Dataset listings of figures
┄┄┄┄┄┄
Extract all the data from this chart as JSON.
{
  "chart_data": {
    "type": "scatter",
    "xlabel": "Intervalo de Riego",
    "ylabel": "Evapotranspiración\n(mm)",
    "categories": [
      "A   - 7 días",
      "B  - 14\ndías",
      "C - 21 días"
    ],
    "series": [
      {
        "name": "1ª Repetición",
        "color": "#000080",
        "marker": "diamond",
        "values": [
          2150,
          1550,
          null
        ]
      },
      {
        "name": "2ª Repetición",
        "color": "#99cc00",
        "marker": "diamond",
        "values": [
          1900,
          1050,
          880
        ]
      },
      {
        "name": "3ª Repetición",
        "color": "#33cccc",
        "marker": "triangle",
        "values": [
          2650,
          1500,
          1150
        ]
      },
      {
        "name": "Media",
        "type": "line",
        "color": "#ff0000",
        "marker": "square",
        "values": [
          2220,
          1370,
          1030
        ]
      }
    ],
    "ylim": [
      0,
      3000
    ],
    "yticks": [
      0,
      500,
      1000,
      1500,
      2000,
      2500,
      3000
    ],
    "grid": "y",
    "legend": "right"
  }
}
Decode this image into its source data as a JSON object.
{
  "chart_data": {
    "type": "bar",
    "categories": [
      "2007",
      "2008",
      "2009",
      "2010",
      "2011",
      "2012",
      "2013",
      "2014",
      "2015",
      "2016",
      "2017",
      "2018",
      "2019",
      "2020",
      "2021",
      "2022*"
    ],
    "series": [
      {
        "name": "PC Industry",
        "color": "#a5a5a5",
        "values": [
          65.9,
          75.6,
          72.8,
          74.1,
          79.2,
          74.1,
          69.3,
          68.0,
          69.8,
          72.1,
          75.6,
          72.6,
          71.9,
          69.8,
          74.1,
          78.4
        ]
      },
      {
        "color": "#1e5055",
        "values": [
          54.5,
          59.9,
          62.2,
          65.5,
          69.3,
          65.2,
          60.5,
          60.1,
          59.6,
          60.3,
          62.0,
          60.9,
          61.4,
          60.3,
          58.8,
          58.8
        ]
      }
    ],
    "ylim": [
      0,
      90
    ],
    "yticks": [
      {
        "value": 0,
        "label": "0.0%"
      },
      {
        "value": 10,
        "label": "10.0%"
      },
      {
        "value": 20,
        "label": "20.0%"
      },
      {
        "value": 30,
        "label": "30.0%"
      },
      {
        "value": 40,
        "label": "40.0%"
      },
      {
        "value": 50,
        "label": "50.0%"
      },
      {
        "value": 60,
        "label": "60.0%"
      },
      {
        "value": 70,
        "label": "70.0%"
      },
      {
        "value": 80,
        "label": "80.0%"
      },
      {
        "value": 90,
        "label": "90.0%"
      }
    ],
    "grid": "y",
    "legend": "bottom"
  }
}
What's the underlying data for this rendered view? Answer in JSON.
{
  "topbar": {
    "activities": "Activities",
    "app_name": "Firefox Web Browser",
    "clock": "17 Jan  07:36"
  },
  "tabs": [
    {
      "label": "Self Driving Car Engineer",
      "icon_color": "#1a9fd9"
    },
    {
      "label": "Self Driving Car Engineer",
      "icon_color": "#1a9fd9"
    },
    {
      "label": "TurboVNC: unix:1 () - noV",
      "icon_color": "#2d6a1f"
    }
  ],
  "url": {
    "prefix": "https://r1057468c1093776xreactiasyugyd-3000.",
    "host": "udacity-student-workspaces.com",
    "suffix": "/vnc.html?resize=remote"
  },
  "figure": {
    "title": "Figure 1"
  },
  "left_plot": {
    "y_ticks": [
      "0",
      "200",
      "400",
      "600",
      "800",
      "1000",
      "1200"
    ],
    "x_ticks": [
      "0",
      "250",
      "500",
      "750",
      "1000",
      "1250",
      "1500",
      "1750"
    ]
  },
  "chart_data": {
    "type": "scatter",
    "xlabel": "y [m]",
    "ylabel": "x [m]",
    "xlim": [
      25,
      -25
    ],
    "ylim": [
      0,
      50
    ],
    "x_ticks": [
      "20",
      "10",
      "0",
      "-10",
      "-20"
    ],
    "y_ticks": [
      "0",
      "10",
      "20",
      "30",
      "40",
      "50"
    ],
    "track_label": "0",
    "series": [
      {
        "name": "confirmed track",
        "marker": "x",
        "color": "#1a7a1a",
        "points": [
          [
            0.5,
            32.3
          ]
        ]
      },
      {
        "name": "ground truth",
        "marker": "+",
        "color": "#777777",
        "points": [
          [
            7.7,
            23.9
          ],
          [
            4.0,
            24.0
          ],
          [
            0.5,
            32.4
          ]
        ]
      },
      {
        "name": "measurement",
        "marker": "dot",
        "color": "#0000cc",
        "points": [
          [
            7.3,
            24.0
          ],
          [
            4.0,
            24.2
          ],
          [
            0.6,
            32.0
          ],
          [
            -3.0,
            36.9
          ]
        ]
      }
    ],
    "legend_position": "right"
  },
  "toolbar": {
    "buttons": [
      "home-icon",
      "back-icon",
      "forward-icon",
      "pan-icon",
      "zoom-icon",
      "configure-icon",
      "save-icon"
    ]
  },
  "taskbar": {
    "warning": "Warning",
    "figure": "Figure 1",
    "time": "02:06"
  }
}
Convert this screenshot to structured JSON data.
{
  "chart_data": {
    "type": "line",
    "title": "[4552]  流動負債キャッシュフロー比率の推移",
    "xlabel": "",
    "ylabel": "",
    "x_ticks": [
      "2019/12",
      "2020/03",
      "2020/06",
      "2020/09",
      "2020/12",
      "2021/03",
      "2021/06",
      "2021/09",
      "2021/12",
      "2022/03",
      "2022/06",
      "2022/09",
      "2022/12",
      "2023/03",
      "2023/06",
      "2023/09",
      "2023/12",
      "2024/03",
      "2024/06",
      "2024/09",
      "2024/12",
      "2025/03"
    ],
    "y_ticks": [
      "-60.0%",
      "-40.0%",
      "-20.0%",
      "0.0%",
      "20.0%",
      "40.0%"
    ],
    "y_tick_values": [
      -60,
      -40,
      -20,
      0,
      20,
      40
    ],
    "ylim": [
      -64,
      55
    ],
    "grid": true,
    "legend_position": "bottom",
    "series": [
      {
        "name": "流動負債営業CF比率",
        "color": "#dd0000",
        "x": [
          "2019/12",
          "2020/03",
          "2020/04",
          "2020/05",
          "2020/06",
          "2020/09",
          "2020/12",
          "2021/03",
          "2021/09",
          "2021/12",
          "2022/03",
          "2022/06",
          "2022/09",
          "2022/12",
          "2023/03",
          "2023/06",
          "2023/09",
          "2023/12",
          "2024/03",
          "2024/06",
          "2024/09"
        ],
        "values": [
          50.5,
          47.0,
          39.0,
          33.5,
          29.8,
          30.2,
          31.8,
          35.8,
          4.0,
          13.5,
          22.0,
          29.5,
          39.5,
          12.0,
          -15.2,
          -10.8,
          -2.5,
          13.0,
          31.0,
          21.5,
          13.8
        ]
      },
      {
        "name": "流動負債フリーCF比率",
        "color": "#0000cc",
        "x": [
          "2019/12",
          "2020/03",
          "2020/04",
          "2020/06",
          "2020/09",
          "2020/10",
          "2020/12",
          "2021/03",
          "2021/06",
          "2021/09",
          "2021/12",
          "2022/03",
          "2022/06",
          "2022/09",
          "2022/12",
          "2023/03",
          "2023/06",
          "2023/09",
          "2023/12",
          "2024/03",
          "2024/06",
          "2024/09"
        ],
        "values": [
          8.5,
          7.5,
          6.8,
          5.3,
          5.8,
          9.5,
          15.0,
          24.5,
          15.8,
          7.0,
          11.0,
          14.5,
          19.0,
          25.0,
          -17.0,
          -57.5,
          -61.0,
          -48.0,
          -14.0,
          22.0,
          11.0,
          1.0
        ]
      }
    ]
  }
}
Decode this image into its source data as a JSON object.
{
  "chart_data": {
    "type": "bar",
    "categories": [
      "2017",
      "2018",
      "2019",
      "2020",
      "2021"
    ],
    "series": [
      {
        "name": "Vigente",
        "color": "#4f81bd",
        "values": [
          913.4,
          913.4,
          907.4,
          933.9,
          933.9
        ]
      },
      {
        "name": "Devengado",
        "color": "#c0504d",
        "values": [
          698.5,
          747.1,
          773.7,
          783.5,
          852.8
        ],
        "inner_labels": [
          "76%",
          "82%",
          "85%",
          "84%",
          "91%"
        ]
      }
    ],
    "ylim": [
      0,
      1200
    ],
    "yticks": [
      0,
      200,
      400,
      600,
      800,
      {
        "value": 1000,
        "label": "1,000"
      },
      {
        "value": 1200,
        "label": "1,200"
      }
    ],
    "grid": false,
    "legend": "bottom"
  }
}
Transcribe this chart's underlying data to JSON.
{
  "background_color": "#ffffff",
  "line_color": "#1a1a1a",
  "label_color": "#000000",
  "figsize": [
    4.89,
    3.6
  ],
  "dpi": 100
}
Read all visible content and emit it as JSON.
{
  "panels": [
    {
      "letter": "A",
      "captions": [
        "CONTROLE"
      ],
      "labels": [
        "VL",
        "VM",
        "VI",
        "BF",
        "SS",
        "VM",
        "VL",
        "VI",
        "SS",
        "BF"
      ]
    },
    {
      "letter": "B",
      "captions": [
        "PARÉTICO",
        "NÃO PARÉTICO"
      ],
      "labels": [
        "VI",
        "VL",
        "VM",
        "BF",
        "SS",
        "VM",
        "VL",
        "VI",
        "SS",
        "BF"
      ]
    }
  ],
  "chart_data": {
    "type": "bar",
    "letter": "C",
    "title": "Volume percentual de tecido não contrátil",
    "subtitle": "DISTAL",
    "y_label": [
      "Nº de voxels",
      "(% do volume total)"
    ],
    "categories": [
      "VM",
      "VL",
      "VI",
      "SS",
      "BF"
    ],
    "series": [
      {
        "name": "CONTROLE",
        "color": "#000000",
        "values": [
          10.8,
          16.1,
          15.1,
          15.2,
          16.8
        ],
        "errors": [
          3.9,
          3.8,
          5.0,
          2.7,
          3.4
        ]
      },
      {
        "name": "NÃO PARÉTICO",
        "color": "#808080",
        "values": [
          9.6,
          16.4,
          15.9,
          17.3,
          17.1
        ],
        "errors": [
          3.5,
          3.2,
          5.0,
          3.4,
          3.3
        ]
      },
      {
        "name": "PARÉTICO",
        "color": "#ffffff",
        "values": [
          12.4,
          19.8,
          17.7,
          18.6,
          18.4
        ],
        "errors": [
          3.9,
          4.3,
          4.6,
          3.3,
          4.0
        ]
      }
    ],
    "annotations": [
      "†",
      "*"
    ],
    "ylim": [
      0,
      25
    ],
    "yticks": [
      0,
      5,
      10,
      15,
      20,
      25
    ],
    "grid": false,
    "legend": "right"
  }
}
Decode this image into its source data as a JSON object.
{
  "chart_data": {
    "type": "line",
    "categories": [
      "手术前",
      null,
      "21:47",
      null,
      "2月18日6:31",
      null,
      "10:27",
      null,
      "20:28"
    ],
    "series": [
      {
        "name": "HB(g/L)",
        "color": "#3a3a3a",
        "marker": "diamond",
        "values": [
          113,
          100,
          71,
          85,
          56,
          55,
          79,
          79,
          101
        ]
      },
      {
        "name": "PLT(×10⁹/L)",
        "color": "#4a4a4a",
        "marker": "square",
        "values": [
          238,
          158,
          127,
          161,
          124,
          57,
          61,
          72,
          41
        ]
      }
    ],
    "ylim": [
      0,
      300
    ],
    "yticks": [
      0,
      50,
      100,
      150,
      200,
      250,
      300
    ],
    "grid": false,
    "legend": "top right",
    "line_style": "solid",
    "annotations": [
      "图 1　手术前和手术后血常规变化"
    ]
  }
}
┄┄┄┄┄┄
#### GOAL
Collect every line with the string "underlying" from the records, and copy each.

#### EXERCISE RESULT
What's the underlying data for this rendered view? Answer in JSON.
Transcribe this chart's underlying data to JSON.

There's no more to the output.